**PROBLEM DETAILS**
Return, word for word, every line that follows.

Part of a data file:

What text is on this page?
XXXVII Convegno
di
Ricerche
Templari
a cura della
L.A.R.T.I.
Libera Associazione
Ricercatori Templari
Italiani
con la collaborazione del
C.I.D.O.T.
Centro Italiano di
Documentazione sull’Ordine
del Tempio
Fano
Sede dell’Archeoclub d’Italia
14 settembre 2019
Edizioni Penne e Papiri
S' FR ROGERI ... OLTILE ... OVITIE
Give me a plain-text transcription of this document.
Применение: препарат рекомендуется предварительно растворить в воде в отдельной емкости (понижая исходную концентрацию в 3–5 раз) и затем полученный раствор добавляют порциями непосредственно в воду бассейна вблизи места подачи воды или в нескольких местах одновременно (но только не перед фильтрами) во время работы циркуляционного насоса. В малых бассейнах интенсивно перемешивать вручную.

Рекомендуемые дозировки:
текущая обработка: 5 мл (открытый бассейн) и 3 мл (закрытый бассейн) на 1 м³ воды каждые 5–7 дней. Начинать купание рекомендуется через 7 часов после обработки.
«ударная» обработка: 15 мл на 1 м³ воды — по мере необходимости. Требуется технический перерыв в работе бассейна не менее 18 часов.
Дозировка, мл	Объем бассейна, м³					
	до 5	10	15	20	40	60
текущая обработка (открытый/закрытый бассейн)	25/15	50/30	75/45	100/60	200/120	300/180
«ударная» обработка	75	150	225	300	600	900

**RESULT OF THIS EXERCISE**
What text is on this page?
XXXVII Convegno
di
Ricerche
Templari
a cura della
L.A.R.T.I.
Libera Associazione
Ricercatori Templari
Italiani
con la collaborazione del
C.I.D.O.T.
Centro Italiano di
Documentazione sull’Ordine
del Tempio
Fano
Sede dell’Archeoclub d’Italia
14 settembre 2019
Edizioni Penne e Papiri
S' FR ROGERI ... OLTILE ... OVITIE
Give me a plain-text transcription of this document.
Применение: препарат рекомендуется предварительно растворить в воде в отдельной емкости (понижая исходную концентрацию в 3–5 раз) и затем полученный раствор добавляют порциями непосредственно в воду бассейна вблизи места подачи воды или в нескольких местах одновременно (но только не перед фильтрами) во время работы циркуляционного насоса. В малых бассейнах интенсивно перемешивать вручную.

Рекомендуемые дозировки:
текущая обработка: 5 мл (открытый бассейн) и 3 мл (закрытый бассейн) на 1 м³ воды каждые 5–7 дней. Начинать купание рекомендуется через 7 часов после обработки.
«ударная» обработка: 15 мл на 1 м³ воды — по мере необходимости. Требуется технический перерыв в работе бассейна не менее 18 часов.
Дозировка, мл	Объем бассейна, м³					
	до 5	10	15	20	40	60
текущая обработка (открытый/закрытый бассейн)	25/15	50/30	75/45	100/60	200/120	300/180
«ударная» обработка	75	150	225	300	600	900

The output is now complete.